__Challenge__
Using the records below, locate all lines containing "attention" and return them.

__Exercise inputs__
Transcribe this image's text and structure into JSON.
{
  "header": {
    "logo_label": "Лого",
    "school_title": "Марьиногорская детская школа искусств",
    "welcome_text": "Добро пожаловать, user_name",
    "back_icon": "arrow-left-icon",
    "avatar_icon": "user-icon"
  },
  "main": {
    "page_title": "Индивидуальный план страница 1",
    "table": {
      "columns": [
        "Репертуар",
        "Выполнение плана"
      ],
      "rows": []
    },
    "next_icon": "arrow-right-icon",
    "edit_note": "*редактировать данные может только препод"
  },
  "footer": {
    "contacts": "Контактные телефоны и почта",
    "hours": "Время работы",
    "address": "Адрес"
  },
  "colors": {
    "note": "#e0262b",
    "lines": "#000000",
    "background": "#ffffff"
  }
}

==

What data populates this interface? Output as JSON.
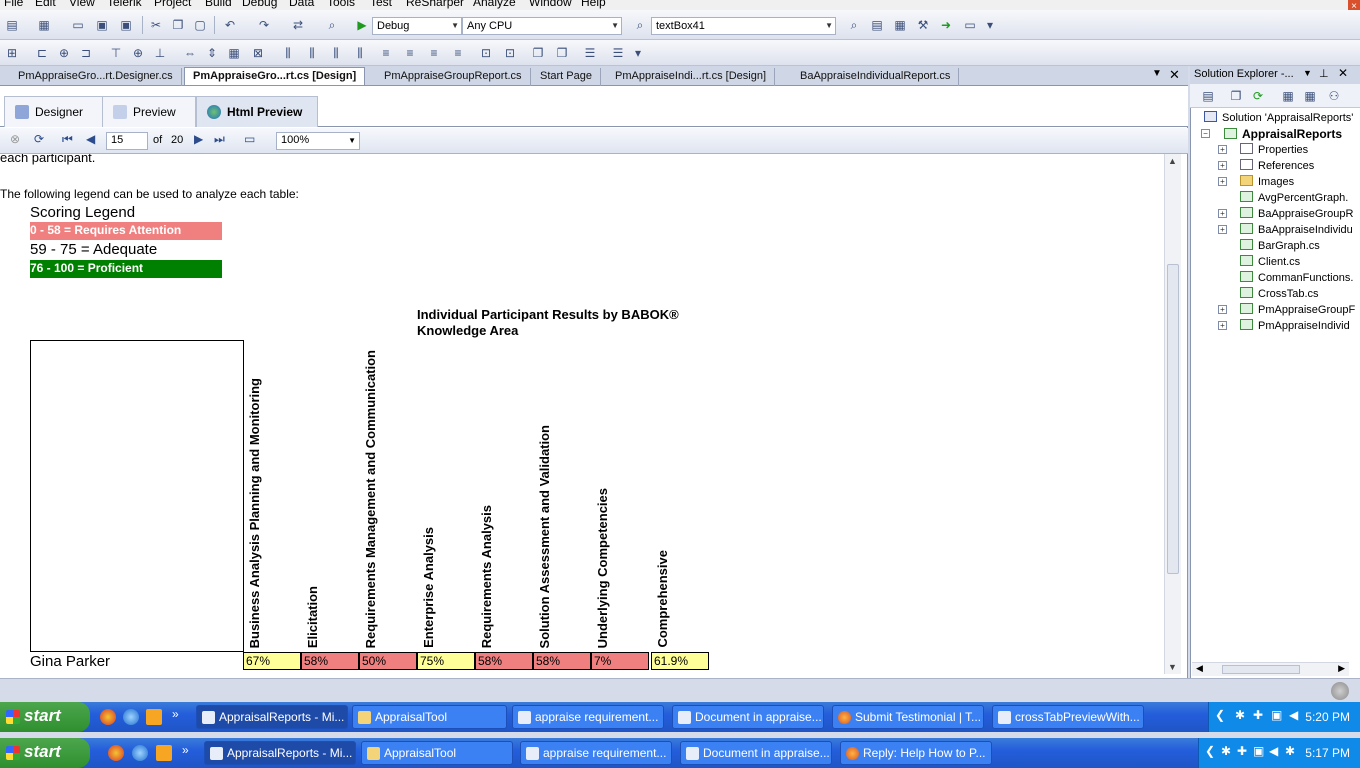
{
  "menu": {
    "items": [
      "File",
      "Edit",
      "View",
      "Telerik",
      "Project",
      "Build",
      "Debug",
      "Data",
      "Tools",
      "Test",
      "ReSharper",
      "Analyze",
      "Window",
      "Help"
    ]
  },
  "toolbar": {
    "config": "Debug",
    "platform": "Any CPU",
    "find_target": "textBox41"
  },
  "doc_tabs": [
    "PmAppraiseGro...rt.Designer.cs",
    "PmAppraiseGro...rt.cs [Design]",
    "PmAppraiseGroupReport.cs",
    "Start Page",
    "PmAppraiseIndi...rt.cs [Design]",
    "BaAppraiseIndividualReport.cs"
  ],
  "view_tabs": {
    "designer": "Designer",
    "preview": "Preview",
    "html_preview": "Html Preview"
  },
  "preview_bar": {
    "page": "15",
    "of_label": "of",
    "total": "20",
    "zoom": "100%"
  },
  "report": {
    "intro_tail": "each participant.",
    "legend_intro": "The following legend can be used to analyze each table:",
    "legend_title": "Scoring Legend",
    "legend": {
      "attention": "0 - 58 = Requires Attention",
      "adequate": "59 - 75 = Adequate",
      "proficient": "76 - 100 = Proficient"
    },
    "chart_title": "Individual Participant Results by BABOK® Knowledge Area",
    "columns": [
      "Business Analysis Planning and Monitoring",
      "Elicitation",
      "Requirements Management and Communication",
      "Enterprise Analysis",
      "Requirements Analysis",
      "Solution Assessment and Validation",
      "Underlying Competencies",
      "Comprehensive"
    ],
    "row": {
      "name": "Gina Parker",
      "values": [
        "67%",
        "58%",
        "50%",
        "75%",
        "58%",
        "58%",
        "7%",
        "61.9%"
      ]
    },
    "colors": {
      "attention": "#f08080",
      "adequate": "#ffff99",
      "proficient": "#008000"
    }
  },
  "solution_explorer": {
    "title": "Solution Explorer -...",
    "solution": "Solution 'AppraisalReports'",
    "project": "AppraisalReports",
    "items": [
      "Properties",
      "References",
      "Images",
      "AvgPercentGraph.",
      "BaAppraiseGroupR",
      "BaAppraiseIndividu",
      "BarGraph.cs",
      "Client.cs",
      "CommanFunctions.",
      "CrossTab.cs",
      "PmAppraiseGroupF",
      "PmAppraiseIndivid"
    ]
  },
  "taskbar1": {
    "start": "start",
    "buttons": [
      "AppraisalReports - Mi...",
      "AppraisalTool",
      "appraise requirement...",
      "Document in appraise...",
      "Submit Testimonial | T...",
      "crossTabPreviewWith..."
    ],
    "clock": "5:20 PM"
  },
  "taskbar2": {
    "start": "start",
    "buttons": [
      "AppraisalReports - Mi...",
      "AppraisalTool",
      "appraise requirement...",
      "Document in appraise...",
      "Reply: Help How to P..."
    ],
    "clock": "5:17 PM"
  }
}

__Solved problem__
      "attention": "0 - 58 = Requires Attention",
      "attention": "#f08080",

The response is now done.